▶ _Work to be completed_
Copy each line in the data that includes the word "Park".

▶ _Data excerpts_
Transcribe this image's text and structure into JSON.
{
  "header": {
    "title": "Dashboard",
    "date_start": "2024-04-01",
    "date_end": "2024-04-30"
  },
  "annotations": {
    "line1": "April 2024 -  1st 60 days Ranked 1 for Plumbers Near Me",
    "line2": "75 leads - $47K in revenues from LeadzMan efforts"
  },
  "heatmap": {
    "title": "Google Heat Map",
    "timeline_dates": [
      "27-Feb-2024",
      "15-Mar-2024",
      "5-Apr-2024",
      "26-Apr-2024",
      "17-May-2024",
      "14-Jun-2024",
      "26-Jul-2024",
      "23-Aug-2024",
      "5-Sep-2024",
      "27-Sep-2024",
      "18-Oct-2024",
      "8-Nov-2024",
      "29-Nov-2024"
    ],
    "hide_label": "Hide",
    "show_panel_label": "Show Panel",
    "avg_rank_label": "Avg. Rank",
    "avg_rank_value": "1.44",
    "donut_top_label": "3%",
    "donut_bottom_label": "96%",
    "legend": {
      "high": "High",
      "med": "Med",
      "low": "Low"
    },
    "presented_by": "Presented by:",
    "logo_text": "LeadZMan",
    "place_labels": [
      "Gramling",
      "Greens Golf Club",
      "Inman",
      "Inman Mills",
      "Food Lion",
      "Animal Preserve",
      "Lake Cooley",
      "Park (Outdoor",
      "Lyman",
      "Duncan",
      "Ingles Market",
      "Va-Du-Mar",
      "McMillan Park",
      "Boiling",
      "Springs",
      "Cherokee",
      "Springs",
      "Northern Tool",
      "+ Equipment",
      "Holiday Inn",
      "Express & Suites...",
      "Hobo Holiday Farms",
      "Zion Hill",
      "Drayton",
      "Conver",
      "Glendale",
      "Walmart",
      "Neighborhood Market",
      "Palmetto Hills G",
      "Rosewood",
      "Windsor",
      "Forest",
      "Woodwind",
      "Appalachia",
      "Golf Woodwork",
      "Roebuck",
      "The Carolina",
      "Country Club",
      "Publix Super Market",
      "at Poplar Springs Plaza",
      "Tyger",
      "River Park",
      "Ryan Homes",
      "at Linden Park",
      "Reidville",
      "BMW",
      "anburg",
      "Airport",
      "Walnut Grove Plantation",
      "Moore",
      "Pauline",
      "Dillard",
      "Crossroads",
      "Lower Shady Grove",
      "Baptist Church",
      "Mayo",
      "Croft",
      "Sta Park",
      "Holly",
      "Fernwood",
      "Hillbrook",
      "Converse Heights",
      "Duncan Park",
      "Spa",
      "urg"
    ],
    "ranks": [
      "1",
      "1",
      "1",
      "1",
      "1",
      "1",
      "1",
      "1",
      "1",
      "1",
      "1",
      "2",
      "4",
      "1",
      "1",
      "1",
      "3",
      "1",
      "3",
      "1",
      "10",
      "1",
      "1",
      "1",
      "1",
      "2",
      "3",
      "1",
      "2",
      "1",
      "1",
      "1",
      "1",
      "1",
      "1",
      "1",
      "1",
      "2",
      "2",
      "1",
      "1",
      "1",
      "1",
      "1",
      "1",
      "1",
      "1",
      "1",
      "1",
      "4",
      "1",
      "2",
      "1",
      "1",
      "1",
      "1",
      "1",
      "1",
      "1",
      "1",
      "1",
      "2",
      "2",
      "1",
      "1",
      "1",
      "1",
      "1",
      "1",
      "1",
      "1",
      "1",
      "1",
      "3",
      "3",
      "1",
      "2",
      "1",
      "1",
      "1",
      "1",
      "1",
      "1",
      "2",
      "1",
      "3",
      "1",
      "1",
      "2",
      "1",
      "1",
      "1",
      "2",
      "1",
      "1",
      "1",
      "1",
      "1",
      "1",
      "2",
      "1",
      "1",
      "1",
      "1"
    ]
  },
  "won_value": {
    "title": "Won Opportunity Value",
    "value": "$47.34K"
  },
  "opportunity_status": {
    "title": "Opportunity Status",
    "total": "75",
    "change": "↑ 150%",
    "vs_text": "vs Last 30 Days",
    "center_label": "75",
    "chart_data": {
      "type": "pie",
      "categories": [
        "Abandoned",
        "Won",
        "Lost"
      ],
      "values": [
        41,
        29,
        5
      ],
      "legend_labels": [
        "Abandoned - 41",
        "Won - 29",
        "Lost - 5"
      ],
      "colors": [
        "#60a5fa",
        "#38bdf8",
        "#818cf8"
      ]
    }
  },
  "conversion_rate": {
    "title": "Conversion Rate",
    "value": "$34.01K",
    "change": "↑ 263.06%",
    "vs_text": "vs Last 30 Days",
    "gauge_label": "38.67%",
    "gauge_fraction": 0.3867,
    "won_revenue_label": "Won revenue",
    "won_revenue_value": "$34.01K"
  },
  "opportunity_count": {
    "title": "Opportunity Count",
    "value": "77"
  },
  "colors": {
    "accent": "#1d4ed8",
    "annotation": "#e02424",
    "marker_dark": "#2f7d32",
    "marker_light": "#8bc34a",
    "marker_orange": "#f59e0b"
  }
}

▶ _Correct response_
      "Park (Outdoor",
      "McMillan Park",
      "River Park",
      "at Linden Park",
      "Sta Park",
      "Duncan Park",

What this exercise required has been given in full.